Please share with me your thoughts :)
3 comments:
Tiago, esse IT (doesn't) Matter, pelo menos para a tua empresa que tem outras ferramentas mais diferenciadoras.
É normal que comeces a olhar para alguns serviços e os metas fora de casa.
Cá em Portugal há Exchange (OWA e Direct Push), e Sharepoint em alguns operadores Telco/Hosting. Ou seja, podes meter no mesmo contrato de comunicações (Telefone, Mobiles, GPRS, ...~).
Procura na PTPrime, Interhost/Vodafone, NFSI, Mainroad, ...
Engraçado este teu post – tem sido a mensagem que eu próprio tenho tentado passar.
Acredito profundamente no modelo SaaS, ou melhor ainda no S+S na versão MS e tenho estado activamente a posicionar a InterHost para ser um player nesse mundo.
Isso neste momento materializa-se no HMC (Hosted Messaging & Collaboration) que montámos – são serviços de Exchange e Sharepoint numa plataforma de Service Provider.
Se quiseres avançar, é só dizeres quantas caixas de correio queres e de que tipo (toda a parte do anti-virus, antispam, backup por robot estão incluídas em ambos os planos: base e plus). Tens inclusive um portal para poderes fazer a gestão administrativa das contas em real-time: mudança de passwords, criação/alteração/remoção de contas, …
O setup de uma organização inteira faz-se em minutos, tem é de se planear bem a propagação das alterações no MX do dominio.

COMPLETE O SEGUINTE
**a.** Reescreva de forma mais breve o parágrafo do texto citado que começa por «Se quiseres avançar», mantendo os factos principais.
**b.** Prossiga o texto citado sobre os serviços de Exchange e Sharepoint alojados, com um parágrafo que venha a seguir à última frase.

EXCERTOS DA LISTAGEM
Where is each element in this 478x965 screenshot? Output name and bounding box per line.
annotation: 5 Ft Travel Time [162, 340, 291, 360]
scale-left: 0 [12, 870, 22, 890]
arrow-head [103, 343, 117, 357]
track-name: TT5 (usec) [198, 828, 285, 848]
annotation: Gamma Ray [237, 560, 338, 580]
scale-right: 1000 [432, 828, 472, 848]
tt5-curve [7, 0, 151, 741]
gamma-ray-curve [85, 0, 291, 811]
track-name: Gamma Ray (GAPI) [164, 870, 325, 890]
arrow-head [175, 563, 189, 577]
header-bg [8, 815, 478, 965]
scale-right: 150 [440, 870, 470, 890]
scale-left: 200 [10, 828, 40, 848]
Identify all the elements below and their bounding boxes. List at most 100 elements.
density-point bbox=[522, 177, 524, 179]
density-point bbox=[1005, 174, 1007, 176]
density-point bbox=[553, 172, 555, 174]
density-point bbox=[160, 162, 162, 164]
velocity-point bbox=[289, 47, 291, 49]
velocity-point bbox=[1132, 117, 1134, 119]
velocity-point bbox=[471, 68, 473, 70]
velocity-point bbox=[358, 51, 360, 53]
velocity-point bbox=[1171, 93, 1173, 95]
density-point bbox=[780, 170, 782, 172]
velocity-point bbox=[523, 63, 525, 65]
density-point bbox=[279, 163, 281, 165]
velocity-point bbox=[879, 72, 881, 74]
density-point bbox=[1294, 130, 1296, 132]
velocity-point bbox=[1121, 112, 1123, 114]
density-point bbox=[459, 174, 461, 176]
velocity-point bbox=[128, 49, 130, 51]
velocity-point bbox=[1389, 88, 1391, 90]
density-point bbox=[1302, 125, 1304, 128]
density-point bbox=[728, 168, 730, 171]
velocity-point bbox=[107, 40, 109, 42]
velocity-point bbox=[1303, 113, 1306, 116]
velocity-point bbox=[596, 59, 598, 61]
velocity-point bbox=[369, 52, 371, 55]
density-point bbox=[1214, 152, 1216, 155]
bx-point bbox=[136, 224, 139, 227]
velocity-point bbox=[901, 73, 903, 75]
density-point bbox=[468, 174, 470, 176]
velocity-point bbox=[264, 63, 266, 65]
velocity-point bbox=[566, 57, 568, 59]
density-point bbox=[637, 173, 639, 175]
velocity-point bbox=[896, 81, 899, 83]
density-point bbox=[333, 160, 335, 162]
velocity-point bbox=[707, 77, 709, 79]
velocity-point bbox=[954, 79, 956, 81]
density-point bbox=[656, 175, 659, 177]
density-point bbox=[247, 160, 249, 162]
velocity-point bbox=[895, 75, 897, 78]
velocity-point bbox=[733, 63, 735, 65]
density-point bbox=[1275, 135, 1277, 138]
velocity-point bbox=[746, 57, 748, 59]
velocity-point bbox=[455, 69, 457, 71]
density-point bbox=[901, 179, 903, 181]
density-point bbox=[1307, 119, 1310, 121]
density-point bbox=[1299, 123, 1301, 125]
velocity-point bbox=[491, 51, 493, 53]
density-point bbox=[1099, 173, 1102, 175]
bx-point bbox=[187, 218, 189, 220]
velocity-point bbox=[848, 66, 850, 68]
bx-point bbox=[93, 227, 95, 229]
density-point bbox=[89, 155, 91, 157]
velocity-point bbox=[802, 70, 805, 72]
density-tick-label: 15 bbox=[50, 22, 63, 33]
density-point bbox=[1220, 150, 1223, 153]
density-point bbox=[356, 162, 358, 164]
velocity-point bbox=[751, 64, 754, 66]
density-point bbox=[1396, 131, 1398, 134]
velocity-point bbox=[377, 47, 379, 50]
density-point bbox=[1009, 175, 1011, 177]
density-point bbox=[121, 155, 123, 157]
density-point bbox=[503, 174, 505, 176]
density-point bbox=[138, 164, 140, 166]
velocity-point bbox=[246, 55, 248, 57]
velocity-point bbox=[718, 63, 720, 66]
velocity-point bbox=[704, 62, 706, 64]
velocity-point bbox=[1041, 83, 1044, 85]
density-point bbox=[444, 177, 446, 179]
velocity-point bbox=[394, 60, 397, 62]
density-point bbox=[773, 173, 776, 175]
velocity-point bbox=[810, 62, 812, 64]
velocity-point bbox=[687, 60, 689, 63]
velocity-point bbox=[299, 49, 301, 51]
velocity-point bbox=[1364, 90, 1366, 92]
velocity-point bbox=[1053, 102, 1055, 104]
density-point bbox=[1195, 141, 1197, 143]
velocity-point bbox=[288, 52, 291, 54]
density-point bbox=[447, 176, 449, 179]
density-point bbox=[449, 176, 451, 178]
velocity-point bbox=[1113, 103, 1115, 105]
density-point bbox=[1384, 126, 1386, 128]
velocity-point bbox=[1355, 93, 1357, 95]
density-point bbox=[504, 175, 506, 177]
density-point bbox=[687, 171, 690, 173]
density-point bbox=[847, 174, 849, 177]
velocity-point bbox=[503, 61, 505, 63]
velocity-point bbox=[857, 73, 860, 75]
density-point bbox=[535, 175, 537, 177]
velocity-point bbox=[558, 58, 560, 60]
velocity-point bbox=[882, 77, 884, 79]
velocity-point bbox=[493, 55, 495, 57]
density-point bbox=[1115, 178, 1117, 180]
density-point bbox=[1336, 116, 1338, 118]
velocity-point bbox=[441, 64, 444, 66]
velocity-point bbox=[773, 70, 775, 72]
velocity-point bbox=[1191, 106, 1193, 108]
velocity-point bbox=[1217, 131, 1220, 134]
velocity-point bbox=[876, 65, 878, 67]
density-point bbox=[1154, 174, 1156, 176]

RESPOSTAS POR TAREFA
**a.** Para avançar, basta dizeres quantas caixas de correio queres e de que tipo. Os planos base e plus incluem antivírus, antispam e backup por robot. Há ainda um portal para gerir as contas em tempo real: mudar passwords e criar, alterar ou remover contas.

**b.**
Outro ponto é a iniciativa que estamos a desenvolver de formalmente estabelecermos na InterHost um “SaaS Incubation center”. A ideia geral é criar condições para ISVs (por exemplo a FullSIX) desenvolverem as suas aplicações e as colocarem no mercado, usando por exemplos serviços do ISV do lado, sendo toda a parte de infra-estrutura da responsabilidade do centro de incubação.
Já agora tenho de dizer ao Zé Tó que a InterHost, pertence ao Grupo Satec e a relação com a Vodafone é, como aqui advogo, de seu Service Provider.
Tiago, será natural que progressivamente as aplicações que até algum tempo atrás eram core para uma empresa se vão progressivamente desmaterializar das nossas empresas e deslocar para a “nuvem”, tens os exemplos dos sistemas de e-mail, as aplicações de SAP, o Sharepoint, etc … irás reduzir custos de operação, administração e de espaço. No entanto, no caso da Fullsix, tal como disse o Zé Tó, a especificidade dos teus trabalhos e ferramentas irá necessitar de uma componente de datacenter local com alguma dimensão. Terás de saber viver com uma solução mista.